Skip every picture and transcribe the remaining material exactly.
________________________________________
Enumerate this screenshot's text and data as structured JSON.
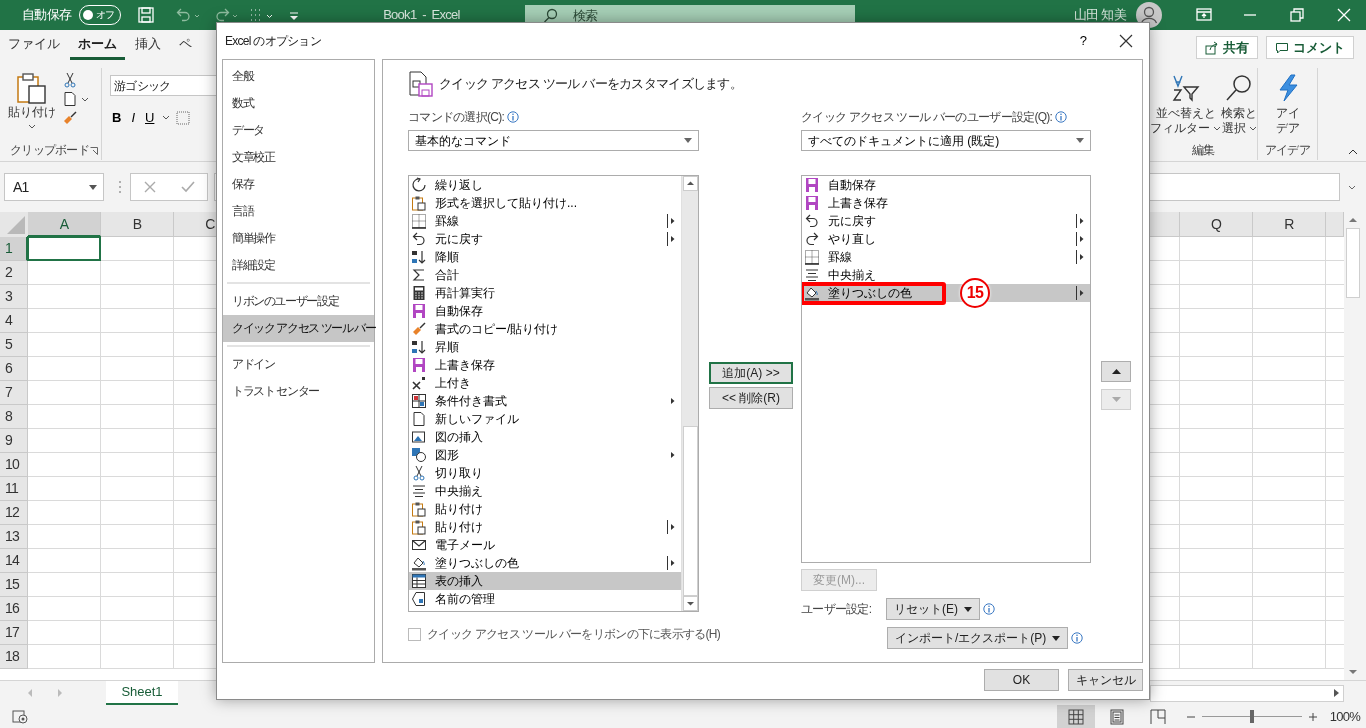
{
  "excel": {
    "title_bar": {
      "autosave_label": "自動保存",
      "autosave": {
        "on": false,
        "label": "オフ"
      },
      "title": "Book1  -  Excel",
      "search_placeholder": "検索",
      "user_name": "山田 知美"
    },
    "ribbon_tabs": [
      {
        "label": "ファイル",
        "selected": false
      },
      {
        "label": "ホーム",
        "selected": true
      },
      {
        "label": "挿入",
        "selected": false
      },
      {
        "label": "ペ",
        "selected": false
      }
    ],
    "share_button": "共有",
    "comment_button": "コメント",
    "clipboard": {
      "paste_label": "貼り付け",
      "group_label": "クリップボード"
    },
    "font": {
      "font_name": "游ゴシック",
      "format_buttons": [
        "B",
        "I",
        "U"
      ]
    },
    "editing": {
      "sort_filter": [
        "並べ替えと",
        "フィルター"
      ],
      "find_select": [
        "検索と",
        "選択"
      ],
      "group_label": "編集"
    },
    "ideas": {
      "button": [
        "アイ",
        "デア"
      ],
      "group_label": "アイデア"
    },
    "name_box": "A1",
    "columns_left": [
      {
        "label": "A",
        "selected": true
      },
      {
        "label": "B",
        "selected": false
      },
      {
        "label": "C",
        "selected": false
      }
    ],
    "columns_right": [
      {
        "label": "Q",
        "selected": false
      },
      {
        "label": "R",
        "selected": false
      }
    ],
    "rows": [
      {
        "label": "1",
        "selected": true
      },
      {
        "label": "2",
        "selected": false
      },
      {
        "label": "3",
        "selected": false
      },
      {
        "label": "4",
        "selected": false
      },
      {
        "label": "5",
        "selected": false
      },
      {
        "label": "6",
        "selected": false
      },
      {
        "label": "7",
        "selected": false
      },
      {
        "label": "8",
        "selected": false
      },
      {
        "label": "9",
        "selected": false
      },
      {
        "label": "10",
        "selected": false
      },
      {
        "label": "11",
        "selected": false
      },
      {
        "label": "12",
        "selected": false
      },
      {
        "label": "13",
        "selected": false
      },
      {
        "label": "14",
        "selected": false
      },
      {
        "label": "15",
        "selected": false
      },
      {
        "label": "16",
        "selected": false
      },
      {
        "label": "17",
        "selected": false
      },
      {
        "label": "18",
        "selected": false
      }
    ],
    "sheet_tabs": [
      {
        "label": "Sheet1",
        "selected": true
      }
    ],
    "status_bar": {
      "views": [
        {
          "kind": "normal",
          "selected": true
        },
        {
          "kind": "page_layout",
          "selected": false
        },
        {
          "kind": "page_break",
          "selected": false
        }
      ],
      "zoom": {
        "level": 0.5,
        "label": "100%"
      }
    }
  },
  "dialog": {
    "title": "Excel のオプション",
    "help": "?",
    "nav_sections": [
      [
        {
          "label": "全般",
          "selected": false
        },
        {
          "label": "数式",
          "selected": false
        },
        {
          "label": "データ",
          "selected": false
        },
        {
          "label": "文章校正",
          "selected": false
        },
        {
          "label": "保存",
          "selected": false
        },
        {
          "label": "言語",
          "selected": false
        },
        {
          "label": "簡単操作",
          "selected": false
        },
        {
          "label": "詳細設定",
          "selected": false
        }
      ],
      [
        {
          "label": "リボンのユーザー設定",
          "selected": false
        },
        {
          "label": "クイック アクセス ツール バー",
          "selected": true
        }
      ],
      [
        {
          "label": "アドイン",
          "selected": false
        },
        {
          "label": "トラスト センター",
          "selected": false
        }
      ]
    ],
    "heading": "クイック アクセス ツール バーをカスタマイズします。",
    "commands_label": "コマンドの選択(C):",
    "commands_select": "基本的なコマンド",
    "commands": [
      {
        "label": "繰り返し",
        "submenu": false,
        "split": false,
        "selected": false
      },
      {
        "label": "形式を選択して貼り付け...",
        "submenu": false,
        "split": false,
        "selected": false
      },
      {
        "label": "罫線",
        "submenu": true,
        "split": true,
        "selected": false
      },
      {
        "label": "元に戻す",
        "submenu": true,
        "split": true,
        "selected": false
      },
      {
        "label": "降順",
        "submenu": false,
        "split": false,
        "selected": false
      },
      {
        "label": "合計",
        "submenu": false,
        "split": false,
        "selected": false
      },
      {
        "label": "再計算実行",
        "submenu": false,
        "split": false,
        "selected": false
      },
      {
        "label": "自動保存",
        "submenu": false,
        "split": false,
        "selected": false
      },
      {
        "label": "書式のコピー/貼り付け",
        "submenu": false,
        "split": false,
        "selected": false
      },
      {
        "label": "昇順",
        "submenu": false,
        "split": false,
        "selected": false
      },
      {
        "label": "上書き保存",
        "submenu": false,
        "split": false,
        "selected": false
      },
      {
        "label": "上付き",
        "submenu": false,
        "split": false,
        "selected": false
      },
      {
        "label": "条件付き書式",
        "submenu": true,
        "split": false,
        "selected": false
      },
      {
        "label": "新しいファイル",
        "submenu": false,
        "split": false,
        "selected": false
      },
      {
        "label": "図の挿入",
        "submenu": false,
        "split": false,
        "selected": false
      },
      {
        "label": "図形",
        "submenu": true,
        "split": false,
        "selected": false
      },
      {
        "label": "切り取り",
        "submenu": false,
        "split": false,
        "selected": false
      },
      {
        "label": "中央揃え",
        "submenu": false,
        "split": false,
        "selected": false
      },
      {
        "label": "貼り付け",
        "submenu": false,
        "split": false,
        "selected": false
      },
      {
        "label": "貼り付け",
        "submenu": true,
        "split": true,
        "selected": false
      },
      {
        "label": "電子メール",
        "submenu": false,
        "split": false,
        "selected": false
      },
      {
        "label": "塗りつぶしの色",
        "submenu": true,
        "split": true,
        "selected": false
      },
      {
        "label": "表の挿入",
        "submenu": false,
        "split": false,
        "selected": true
      },
      {
        "label": "名前の管理",
        "submenu": false,
        "split": false,
        "selected": false
      }
    ],
    "add_button": "追加(A) >>",
    "remove_button": "<< 削除(R)",
    "qat_label": "クイック アクセス ツール バーのユーザー設定(Q):",
    "qat_select": "すべてのドキュメントに適用 (既定)",
    "qat_items": [
      {
        "label": "自動保存",
        "submenu": false,
        "split": false,
        "selected": false
      },
      {
        "label": "上書き保存",
        "submenu": false,
        "split": false,
        "selected": false
      },
      {
        "label": "元に戻す",
        "submenu": true,
        "split": true,
        "selected": false
      },
      {
        "label": "やり直し",
        "submenu": true,
        "split": true,
        "selected": false
      },
      {
        "label": "罫線",
        "submenu": true,
        "split": true,
        "selected": false
      },
      {
        "label": "中央揃え",
        "submenu": false,
        "split": false,
        "selected": false
      },
      {
        "label": "塗りつぶしの色",
        "submenu": true,
        "split": true,
        "selected": true
      }
    ],
    "callout": "15",
    "move_up": {
      "disabled": false
    },
    "move_down": {
      "disabled": true
    },
    "modify_button": {
      "label": "変更(M)...",
      "disabled": true
    },
    "customizations_label": "ユーザー設定:",
    "reset_button": "リセット(E)",
    "import_export_button": "インポート/エクスポート(P)",
    "below_ribbon": {
      "label": "クイック アクセス ツール バーをリボンの下に表示する(H)",
      "checked": false,
      "disabled": true
    },
    "ok_button": "OK",
    "cancel_button": "キャンセル"
  }
}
________________________________________
▶ [Answer to the exercise]
Enumerate this screenshot's text and data as structured JSON.
{
  "excel": {
    "title_bar": {
      "autosave_label": "自動保存",
      "autosave": {
        "on": false,
        "label": "オフ"
      },
      "title": "Book1  -  Excel",
      "search_placeholder": "検索",
      "user_name": "山田 知美"
    },
    "ribbon_tabs": [
      {
        "label": "ファイル",
        "selected": false
      },
      {
        "label": "ホーム",
        "selected": true
      },
      {
        "label": "挿入",
        "selected": false
      },
      {
        "label": "ペ",
        "selected": false
      }
    ],
    "share_button": "共有",
    "comment_button": "コメント",
    "clipboard": {
      "paste_label": "貼り付け",
      "group_label": "クリップボード"
    },
    "font": {
      "font_name": "游ゴシック",
      "format_buttons": [
        "B",
        "I",
        "U"
      ]
    },
    "editing": {
      "sort_filter": [
        "並べ替えと",
        "フィルター"
      ],
      "find_select": [
        "検索と",
        "選択"
      ],
      "group_label": "編集"
    },
    "ideas": {
      "button": [
        "アイ",
        "デア"
      ],
      "group_label": "アイデア"
    },
    "name_box": "A1",
    "columns_left": [
      {
        "label": "A",
        "selected": true
      },
      {
        "label": "B",
        "selected": false
      },
      {
        "label": "C",
        "selected": false
      }
    ],
    "columns_right": [
      {
        "label": "Q",
        "selected": false
      },
      {
        "label": "R",
        "selected": false
      }
    ],
    "rows": [
      {
        "label": "1",
        "selected": true
      },
      {
        "label": "2",
        "selected": false
      },
      {
        "label": "3",
        "selected": false
      },
      {
        "label": "4",
        "selected": false
      },
      {
        "label": "5",
        "selected": false
      },
      {
        "label": "6",
        "selected": false
      },
      {
        "label": "7",
        "selected": false
      },
      {
        "label": "8",
        "selected": false
      },
      {
        "label": "9",
        "selected": false
      },
      {
        "label": "10",
        "selected": false
      },
      {
        "label": "11",
        "selected": false
      },
      {
        "label": "12",
        "selected": false
      },
      {
        "label": "13",
        "selected": false
      },
      {
        "label": "14",
        "selected": false
      },
      {
        "label": "15",
        "selected": false
      },
      {
        "label": "16",
        "selected": false
      },
      {
        "label": "17",
        "selected": false
      },
      {
        "label": "18",
        "selected": false
      }
    ],
    "sheet_tabs": [
      {
        "label": "Sheet1",
        "selected": true
      }
    ],
    "status_bar": {
      "views": [
        {
          "kind": "normal",
          "selected": true
        },
        {
          "kind": "page_layout",
          "selected": false
        },
        {
          "kind": "page_break",
          "selected": false
        }
      ],
      "zoom": {
        "level": 0.5,
        "label": "100%"
      }
    }
  },
  "dialog": {
    "title": "Excel のオプション",
    "help": "?",
    "nav_sections": [
      [
        {
          "label": "全般",
          "selected": false
        },
        {
          "label": "数式",
          "selected": false
        },
        {
          "label": "データ",
          "selected": false
        },
        {
          "label": "文章校正",
          "selected": false
        },
        {
          "label": "保存",
          "selected": false
        },
        {
          "label": "言語",
          "selected": false
        },
        {
          "label": "簡単操作",
          "selected": false
        },
        {
          "label": "詳細設定",
          "selected": false
        }
      ],
      [
        {
          "label": "リボンのユーザー設定",
          "selected": false
        },
        {
          "label": "クイック アクセス ツール バー",
          "selected": true
        }
      ],
      [
        {
          "label": "アドイン",
          "selected": false
        },
        {
          "label": "トラスト センター",
          "selected": false
        }
      ]
    ],
    "heading": "クイック アクセス ツール バーをカスタマイズします。",
    "commands_label": "コマンドの選択(C):",
    "commands_select": "基本的なコマンド",
    "commands": [
      {
        "label": "繰り返し",
        "submenu": false,
        "split": false,
        "selected": false
      },
      {
        "label": "形式を選択して貼り付け...",
        "submenu": false,
        "split": false,
        "selected": false
      },
      {
        "label": "罫線",
        "submenu": true,
        "split": true,
        "selected": false
      },
      {
        "label": "元に戻す",
        "submenu": true,
        "split": true,
        "selected": false
      },
      {
        "label": "降順",
        "submenu": false,
        "split": false,
        "selected": false
      },
      {
        "label": "合計",
        "submenu": false,
        "split": false,
        "selected": false
      },
      {
        "label": "再計算実行",
        "submenu": false,
        "split": false,
        "selected": false
      },
      {
        "label": "自動保存",
        "submenu": false,
        "split": false,
        "selected": false
      },
      {
        "label": "書式のコピー/貼り付け",
        "submenu": false,
        "split": false,
        "selected": false
      },
      {
        "label": "昇順",
        "submenu": false,
        "split": false,
        "selected": false
      },
      {
        "label": "上書き保存",
        "submenu": false,
        "split": false,
        "selected": false
      },
      {
        "label": "上付き",
        "submenu": false,
        "split": false,
        "selected": false
      },
      {
        "label": "条件付き書式",
        "submenu": true,
        "split": false,
        "selected": false
      },
      {
        "label": "新しいファイル",
        "submenu": false,
        "split": false,
        "selected": false
      },
      {
        "label": "図の挿入",
        "submenu": false,
        "split": false,
        "selected": false
      },
      {
        "label": "図形",
        "submenu": true,
        "split": false,
        "selected": false
      },
      {
        "label": "切り取り",
        "submenu": false,
        "split": false,
        "selected": false
      },
      {
        "label": "中央揃え",
        "submenu": false,
        "split": false,
        "selected": false
      },
      {
        "label": "貼り付け",
        "submenu": false,
        "split": false,
        "selected": false
      },
      {
        "label": "貼り付け",
        "submenu": true,
        "split": true,
        "selected": false
      },
      {
        "label": "電子メール",
        "submenu": false,
        "split": false,
        "selected": false
      },
      {
        "label": "塗りつぶしの色",
        "submenu": true,
        "split": true,
        "selected": false
      },
      {
        "label": "表の挿入",
        "submenu": false,
        "split": false,
        "selected": true
      },
      {
        "label": "名前の管理",
        "submenu": false,
        "split": false,
        "selected": false
      }
    ],
    "add_button": "追加(A) >>",
    "remove_button": "<< 削除(R)",
    "qat_label": "クイック アクセス ツール バーのユーザー設定(Q):",
    "qat_select": "すべてのドキュメントに適用 (既定)",
    "qat_items": [
      {
        "label": "自動保存",
        "submenu": false,
        "split": false,
        "selected": false
      },
      {
        "label": "上書き保存",
        "submenu": false,
        "split": false,
        "selected": false
      },
      {
        "label": "元に戻す",
        "submenu": true,
        "split": true,
        "selected": false
      },
      {
        "label": "やり直し",
        "submenu": true,
        "split": true,
        "selected": false
      },
      {
        "label": "罫線",
        "submenu": true,
        "split": true,
        "selected": false
      },
      {
        "label": "中央揃え",
        "submenu": false,
        "split": false,
        "selected": false
      },
      {
        "label": "塗りつぶしの色",
        "submenu": true,
        "split": true,
        "selected": true
      }
    ],
    "callout": "15",
    "move_up": {
      "disabled": false
    },
    "move_down": {
      "disabled": true
    },
    "modify_button": {
      "label": "変更(M)...",
      "disabled": true
    },
    "customizations_label": "ユーザー設定:",
    "reset_button": "リセット(E)",
    "import_export_button": "インポート/エクスポート(P)",
    "below_ribbon": {
      "label": "クイック アクセス ツール バーをリボンの下に表示する(H)",
      "checked": false,
      "disabled": true
    },
    "ok_button": "OK",
    "cancel_button": "キャンセル"
  }
}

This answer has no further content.